__Records supplied__:
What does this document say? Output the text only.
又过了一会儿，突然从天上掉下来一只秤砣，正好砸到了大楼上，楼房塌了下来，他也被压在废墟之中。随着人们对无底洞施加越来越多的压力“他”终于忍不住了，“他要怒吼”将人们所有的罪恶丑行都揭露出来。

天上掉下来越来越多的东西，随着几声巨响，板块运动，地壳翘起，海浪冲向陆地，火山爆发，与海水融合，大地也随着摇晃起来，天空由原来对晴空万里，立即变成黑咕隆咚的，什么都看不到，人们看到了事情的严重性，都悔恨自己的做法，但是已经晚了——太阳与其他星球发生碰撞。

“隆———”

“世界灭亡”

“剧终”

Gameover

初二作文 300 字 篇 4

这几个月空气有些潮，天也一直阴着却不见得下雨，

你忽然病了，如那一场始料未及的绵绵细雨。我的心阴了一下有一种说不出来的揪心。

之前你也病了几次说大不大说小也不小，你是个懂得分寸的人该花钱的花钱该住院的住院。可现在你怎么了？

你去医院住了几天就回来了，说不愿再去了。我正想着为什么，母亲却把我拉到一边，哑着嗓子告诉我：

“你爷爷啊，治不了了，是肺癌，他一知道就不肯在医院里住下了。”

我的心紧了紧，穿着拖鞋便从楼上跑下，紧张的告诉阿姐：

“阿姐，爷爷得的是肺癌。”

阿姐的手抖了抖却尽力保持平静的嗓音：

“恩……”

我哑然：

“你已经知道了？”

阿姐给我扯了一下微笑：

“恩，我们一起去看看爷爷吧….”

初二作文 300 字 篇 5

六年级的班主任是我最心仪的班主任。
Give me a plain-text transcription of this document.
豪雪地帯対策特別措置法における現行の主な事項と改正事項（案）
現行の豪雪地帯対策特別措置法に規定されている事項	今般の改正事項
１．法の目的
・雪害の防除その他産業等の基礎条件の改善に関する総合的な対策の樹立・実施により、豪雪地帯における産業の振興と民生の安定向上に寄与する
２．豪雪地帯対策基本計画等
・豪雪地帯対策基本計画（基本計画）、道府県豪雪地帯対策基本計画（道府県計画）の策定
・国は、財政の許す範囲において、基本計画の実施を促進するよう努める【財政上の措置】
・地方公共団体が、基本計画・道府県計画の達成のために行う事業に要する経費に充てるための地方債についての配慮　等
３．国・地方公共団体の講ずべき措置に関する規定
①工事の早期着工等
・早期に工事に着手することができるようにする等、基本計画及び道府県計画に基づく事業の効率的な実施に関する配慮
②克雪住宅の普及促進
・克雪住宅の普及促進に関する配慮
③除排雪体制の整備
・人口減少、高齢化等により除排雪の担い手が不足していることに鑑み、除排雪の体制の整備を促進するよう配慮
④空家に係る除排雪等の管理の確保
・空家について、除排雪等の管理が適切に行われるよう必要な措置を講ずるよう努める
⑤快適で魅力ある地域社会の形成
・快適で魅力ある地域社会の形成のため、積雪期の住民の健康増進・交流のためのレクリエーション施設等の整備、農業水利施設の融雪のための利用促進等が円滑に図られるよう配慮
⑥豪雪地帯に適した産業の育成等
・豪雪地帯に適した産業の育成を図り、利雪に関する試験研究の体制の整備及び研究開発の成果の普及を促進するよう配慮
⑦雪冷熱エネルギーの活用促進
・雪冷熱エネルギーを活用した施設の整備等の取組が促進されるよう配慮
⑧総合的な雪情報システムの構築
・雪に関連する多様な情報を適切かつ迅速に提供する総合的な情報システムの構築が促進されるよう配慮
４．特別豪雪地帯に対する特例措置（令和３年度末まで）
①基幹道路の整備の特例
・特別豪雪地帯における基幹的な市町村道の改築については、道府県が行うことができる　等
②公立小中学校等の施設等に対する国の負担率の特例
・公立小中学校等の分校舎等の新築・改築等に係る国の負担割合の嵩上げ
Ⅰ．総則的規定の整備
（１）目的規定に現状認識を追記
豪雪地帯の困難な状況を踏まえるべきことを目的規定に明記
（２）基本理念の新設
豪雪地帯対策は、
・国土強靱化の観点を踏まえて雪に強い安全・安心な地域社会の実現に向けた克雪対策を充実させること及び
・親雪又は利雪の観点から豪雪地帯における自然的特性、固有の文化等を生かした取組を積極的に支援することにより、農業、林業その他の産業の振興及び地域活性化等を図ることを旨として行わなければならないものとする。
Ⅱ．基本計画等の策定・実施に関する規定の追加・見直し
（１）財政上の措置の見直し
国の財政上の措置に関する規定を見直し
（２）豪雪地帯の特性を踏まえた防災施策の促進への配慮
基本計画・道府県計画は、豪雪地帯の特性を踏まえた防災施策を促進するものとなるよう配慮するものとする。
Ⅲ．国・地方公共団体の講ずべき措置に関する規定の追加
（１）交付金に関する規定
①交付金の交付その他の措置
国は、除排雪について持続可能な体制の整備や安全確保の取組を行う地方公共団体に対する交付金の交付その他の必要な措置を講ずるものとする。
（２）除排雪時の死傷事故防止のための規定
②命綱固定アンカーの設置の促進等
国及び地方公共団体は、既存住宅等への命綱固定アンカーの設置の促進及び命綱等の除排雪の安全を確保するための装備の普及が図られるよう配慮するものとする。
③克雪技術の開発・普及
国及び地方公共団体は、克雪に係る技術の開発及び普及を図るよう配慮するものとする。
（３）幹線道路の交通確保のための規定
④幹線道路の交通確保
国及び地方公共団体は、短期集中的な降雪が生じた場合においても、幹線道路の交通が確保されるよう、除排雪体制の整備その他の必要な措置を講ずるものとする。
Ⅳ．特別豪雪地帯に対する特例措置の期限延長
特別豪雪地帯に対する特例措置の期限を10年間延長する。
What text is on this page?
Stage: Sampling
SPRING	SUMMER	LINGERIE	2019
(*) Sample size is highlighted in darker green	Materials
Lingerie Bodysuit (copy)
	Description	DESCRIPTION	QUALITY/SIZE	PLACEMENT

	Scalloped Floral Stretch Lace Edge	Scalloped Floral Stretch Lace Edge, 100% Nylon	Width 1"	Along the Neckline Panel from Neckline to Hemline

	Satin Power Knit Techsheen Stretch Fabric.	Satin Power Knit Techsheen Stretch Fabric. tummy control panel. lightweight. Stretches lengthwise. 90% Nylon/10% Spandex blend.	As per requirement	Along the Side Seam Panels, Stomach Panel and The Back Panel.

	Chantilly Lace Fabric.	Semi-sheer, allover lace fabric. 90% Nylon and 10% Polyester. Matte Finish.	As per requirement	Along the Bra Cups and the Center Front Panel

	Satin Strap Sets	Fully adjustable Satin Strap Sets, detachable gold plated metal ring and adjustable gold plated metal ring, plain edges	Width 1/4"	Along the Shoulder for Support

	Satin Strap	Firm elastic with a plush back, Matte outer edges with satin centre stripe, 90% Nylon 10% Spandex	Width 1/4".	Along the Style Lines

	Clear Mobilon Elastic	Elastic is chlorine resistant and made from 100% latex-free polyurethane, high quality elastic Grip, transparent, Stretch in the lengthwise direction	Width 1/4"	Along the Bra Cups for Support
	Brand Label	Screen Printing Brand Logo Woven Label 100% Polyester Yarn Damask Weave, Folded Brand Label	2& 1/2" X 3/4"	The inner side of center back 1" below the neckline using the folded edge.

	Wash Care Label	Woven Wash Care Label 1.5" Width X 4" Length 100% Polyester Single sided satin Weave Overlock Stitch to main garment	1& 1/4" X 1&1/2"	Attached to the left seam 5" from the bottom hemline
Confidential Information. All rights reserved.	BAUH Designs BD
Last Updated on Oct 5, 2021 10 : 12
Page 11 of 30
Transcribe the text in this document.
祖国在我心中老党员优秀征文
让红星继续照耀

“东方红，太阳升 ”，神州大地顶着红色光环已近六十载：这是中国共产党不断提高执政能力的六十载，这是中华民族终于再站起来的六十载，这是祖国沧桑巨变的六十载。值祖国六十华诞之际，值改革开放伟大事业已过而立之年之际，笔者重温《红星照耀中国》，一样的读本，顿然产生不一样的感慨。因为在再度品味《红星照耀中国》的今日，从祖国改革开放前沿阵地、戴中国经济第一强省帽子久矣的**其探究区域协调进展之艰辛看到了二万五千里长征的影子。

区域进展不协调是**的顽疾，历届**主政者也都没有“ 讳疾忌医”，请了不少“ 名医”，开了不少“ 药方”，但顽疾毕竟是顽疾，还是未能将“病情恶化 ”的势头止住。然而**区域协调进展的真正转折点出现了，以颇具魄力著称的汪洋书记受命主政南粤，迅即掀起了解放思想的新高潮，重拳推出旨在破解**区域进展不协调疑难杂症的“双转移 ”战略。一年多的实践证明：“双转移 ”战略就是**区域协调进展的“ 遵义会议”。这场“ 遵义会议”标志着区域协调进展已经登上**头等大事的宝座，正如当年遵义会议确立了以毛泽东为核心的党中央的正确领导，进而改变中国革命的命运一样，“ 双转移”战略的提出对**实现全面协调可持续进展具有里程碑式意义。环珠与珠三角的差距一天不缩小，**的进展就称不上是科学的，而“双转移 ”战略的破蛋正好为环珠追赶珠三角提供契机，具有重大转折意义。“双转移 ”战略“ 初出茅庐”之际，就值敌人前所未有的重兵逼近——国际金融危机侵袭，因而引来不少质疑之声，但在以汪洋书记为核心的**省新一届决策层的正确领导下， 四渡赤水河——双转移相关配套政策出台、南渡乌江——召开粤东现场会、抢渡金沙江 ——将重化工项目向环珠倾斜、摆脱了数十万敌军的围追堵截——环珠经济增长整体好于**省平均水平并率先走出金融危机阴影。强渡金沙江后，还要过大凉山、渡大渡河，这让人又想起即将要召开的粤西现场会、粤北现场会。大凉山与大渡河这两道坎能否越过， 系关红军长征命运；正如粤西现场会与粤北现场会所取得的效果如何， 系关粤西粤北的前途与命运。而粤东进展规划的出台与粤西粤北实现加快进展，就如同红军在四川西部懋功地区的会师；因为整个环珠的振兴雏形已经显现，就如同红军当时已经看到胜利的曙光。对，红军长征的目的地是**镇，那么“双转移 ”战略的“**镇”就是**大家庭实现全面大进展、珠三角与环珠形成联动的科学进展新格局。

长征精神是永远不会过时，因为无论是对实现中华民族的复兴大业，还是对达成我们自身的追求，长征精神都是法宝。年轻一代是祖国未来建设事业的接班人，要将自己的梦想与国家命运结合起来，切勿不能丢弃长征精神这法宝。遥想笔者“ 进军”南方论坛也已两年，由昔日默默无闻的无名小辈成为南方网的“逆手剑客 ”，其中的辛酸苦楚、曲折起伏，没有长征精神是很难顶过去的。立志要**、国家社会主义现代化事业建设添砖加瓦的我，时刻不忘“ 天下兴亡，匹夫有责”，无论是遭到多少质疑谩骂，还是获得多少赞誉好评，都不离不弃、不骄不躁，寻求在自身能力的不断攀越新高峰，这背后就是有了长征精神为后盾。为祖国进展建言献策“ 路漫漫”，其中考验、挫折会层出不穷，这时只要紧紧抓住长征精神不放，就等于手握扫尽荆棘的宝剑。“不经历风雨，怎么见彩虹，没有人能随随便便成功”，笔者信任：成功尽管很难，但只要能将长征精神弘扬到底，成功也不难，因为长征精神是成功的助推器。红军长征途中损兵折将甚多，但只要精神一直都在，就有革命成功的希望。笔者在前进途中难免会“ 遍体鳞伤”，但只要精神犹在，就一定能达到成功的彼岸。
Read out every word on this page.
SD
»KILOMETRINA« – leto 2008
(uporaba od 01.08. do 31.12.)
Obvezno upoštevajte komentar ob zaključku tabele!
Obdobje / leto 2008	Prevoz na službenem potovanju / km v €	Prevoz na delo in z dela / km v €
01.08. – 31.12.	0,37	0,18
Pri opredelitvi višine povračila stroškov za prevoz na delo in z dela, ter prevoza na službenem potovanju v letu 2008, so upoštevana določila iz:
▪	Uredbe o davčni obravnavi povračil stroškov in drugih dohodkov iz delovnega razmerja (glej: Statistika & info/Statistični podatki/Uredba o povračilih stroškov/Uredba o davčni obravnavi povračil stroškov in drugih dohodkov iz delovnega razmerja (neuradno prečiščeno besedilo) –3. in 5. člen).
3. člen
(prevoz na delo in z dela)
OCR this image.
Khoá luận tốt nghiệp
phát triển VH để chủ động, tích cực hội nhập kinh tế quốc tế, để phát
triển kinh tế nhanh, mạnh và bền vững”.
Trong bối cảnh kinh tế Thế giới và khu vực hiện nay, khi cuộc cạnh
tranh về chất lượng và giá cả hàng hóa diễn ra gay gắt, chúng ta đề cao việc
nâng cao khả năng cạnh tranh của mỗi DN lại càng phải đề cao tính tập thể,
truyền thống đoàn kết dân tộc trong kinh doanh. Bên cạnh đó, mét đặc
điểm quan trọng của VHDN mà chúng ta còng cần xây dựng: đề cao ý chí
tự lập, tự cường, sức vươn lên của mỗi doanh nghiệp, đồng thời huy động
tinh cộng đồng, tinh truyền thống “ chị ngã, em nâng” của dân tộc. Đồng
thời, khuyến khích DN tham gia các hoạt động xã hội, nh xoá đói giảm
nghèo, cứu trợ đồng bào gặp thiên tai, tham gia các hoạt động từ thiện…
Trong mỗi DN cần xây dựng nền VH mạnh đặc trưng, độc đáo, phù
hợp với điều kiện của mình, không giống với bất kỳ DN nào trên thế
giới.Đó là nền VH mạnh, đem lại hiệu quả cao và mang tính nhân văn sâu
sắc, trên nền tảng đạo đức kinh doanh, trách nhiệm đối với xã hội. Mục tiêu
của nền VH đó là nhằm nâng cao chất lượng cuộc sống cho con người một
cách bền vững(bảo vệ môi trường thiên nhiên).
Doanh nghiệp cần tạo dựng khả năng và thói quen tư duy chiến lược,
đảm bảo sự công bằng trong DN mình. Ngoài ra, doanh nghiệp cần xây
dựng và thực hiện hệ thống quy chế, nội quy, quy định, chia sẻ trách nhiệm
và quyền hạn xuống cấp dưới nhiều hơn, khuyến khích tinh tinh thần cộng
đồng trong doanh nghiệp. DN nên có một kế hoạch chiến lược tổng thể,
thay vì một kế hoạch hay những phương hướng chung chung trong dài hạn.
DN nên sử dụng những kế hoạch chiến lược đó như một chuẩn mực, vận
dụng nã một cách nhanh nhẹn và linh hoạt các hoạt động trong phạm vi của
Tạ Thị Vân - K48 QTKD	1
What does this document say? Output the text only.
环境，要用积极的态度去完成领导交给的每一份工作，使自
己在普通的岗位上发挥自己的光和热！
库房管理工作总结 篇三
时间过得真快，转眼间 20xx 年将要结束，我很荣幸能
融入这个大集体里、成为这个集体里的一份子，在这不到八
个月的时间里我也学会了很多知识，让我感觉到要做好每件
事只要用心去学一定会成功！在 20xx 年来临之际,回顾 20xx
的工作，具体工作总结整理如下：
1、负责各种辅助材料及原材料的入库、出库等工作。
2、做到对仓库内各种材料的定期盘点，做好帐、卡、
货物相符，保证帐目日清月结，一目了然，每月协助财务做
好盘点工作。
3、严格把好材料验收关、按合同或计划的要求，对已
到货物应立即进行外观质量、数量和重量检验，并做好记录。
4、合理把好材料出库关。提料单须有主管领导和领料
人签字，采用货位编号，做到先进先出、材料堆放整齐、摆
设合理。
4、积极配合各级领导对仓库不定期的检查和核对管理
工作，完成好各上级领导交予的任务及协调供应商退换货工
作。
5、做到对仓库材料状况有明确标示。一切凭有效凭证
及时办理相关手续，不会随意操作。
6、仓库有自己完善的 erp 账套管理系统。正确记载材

__Work to complete__: List each line holding the string "document".

__Full output__:
What does this document say? Output the text only.
Give me a plain-text transcription of this document.
Transcribe the text in this document.
What does this document say? Output the text only.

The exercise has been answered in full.